- What is required:
Write out every record in full, exactly as written, please.

- Data extract:
** Begin **

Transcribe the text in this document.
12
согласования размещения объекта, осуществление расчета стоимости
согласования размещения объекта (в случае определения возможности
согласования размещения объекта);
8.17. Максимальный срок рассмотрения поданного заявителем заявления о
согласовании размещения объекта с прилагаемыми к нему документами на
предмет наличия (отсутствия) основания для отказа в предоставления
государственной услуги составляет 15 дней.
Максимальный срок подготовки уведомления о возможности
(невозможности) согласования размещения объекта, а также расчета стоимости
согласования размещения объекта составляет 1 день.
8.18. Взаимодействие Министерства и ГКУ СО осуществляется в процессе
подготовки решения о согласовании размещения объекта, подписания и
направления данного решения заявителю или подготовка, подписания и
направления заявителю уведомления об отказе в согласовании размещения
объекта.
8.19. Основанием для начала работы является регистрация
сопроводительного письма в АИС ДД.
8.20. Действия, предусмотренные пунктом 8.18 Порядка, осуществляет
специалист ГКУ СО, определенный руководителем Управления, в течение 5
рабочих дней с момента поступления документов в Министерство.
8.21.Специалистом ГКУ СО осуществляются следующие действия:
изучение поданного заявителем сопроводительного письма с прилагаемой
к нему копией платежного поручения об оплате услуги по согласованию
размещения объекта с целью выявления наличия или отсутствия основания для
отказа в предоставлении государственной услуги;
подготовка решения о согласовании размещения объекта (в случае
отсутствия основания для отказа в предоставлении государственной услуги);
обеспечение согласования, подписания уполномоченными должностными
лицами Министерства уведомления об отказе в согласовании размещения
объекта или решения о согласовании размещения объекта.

** End **

- The answer:
Transcribe the text in this document.
12
согласования размещения объекта, осуществление расчета стоимости
согласования размещения объекта (в случае определения возможности
согласования размещения объекта);
8.17. Максимальный срок рассмотрения поданного заявителем заявления о
согласовании размещения объекта с прилагаемыми к нему документами на
предмет наличия (отсутствия) основания для отказа в предоставления
государственной услуги составляет 15 дней.
Максимальный срок подготовки уведомления о возможности
(невозможности) согласования размещения объекта, а также расчета стоимости
согласования размещения объекта составляет 1 день.
8.18. Взаимодействие Министерства и ГКУ СО осуществляется в процессе
подготовки решения о согласовании размещения объекта, подписания и
направления данного решения заявителю или подготовка, подписания и
направления заявителю уведомления об отказе в согласовании размещения
объекта.
8.19. Основанием для начала работы является регистрация
сопроводительного письма в АИС ДД.
8.20. Действия, предусмотренные пунктом 8.18 Порядка, осуществляет
специалист ГКУ СО, определенный руководителем Управления, в течение 5
рабочих дней с момента поступления документов в Министерство.
8.21.Специалистом ГКУ СО осуществляются следующие действия:
изучение поданного заявителем сопроводительного письма с прилагаемой
к нему копией платежного поручения об оплате услуги по согласованию
размещения объекта с целью выявления наличия или отсутствия основания для
отказа в предоставлении государственной услуги;
подготовка решения о согласовании размещения объекта (в случае
отсутствия основания для отказа в предоставлении государственной услуги);
обеспечение согласования, подписания уполномоченными должностными
лицами Министерства уведомления об отказе в согласовании размещения
объекта или решения о согласовании размещения объекта.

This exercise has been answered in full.